Aim of the task: List all the lines in these records that hold "Attitude".

Extracted records:
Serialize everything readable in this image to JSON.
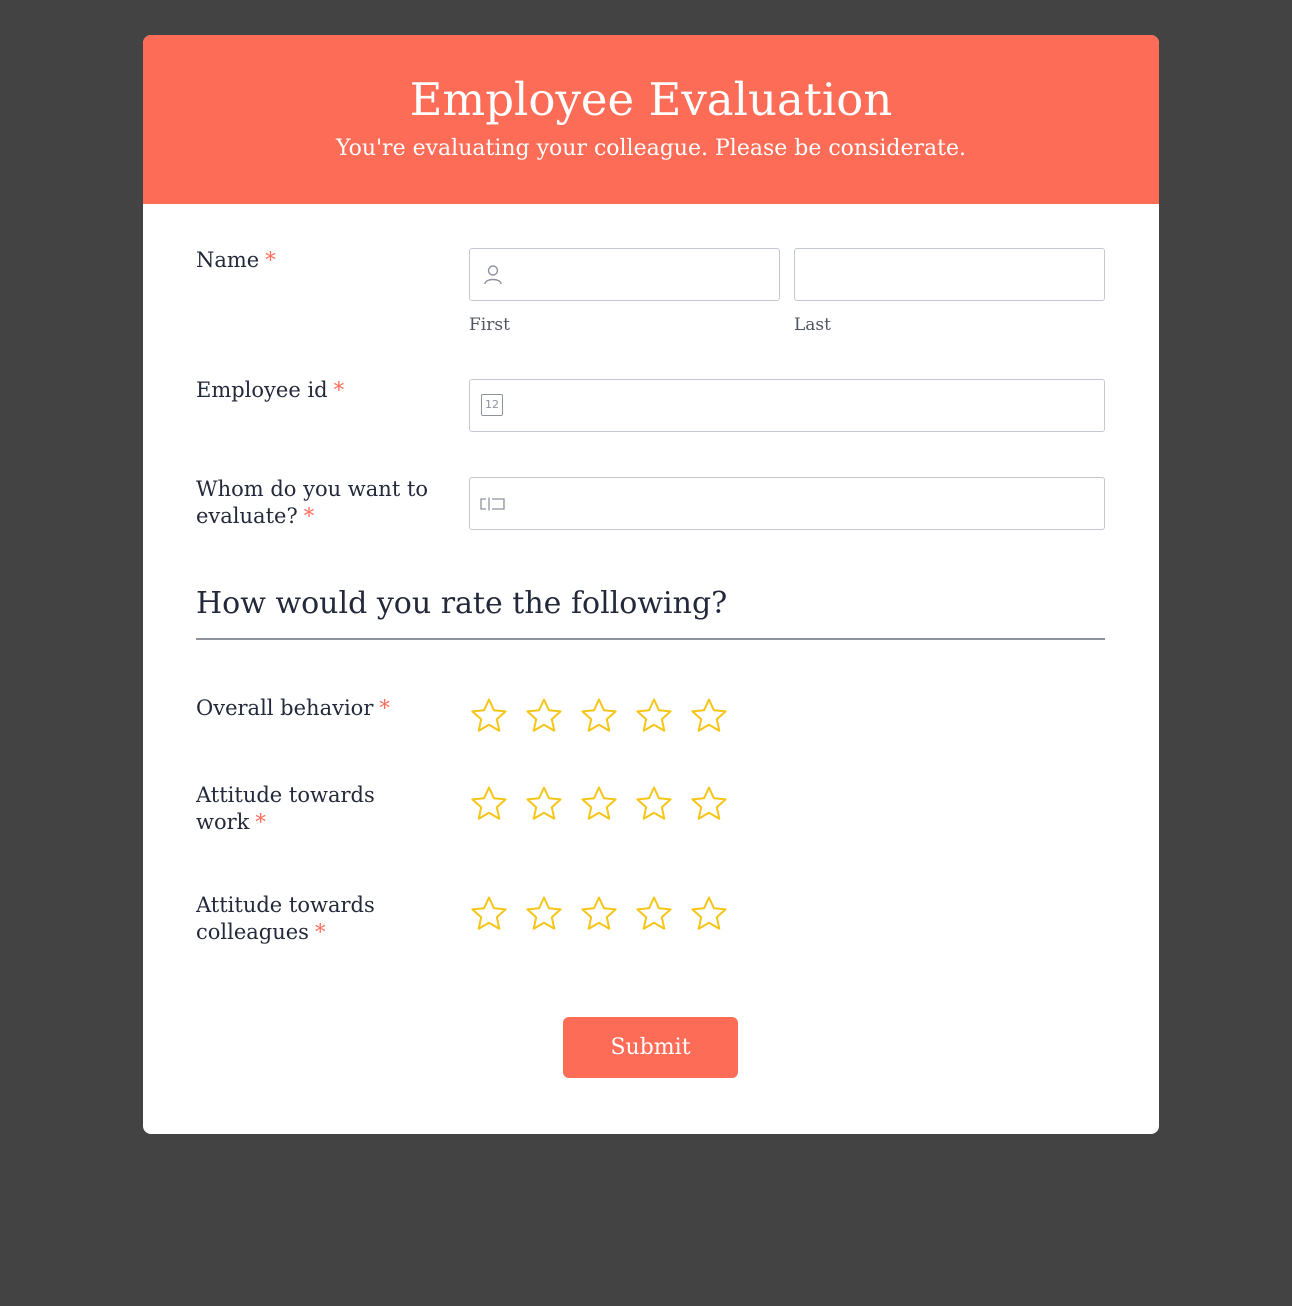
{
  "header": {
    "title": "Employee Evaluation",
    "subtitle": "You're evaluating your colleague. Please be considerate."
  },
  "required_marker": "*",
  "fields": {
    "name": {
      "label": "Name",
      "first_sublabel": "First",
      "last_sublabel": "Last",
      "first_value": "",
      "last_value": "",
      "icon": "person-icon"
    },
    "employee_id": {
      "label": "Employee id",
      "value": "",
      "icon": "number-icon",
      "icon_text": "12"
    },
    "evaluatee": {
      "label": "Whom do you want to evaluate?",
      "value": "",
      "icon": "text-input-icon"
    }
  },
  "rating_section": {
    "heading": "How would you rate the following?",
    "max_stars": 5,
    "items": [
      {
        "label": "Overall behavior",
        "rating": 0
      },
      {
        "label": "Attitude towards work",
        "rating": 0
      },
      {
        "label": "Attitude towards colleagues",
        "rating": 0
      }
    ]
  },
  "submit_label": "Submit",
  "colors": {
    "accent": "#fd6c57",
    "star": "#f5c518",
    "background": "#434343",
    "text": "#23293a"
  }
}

Result of the exercise:
        "label": "Attitude towards work",
        "label": "Attitude towards colleagues",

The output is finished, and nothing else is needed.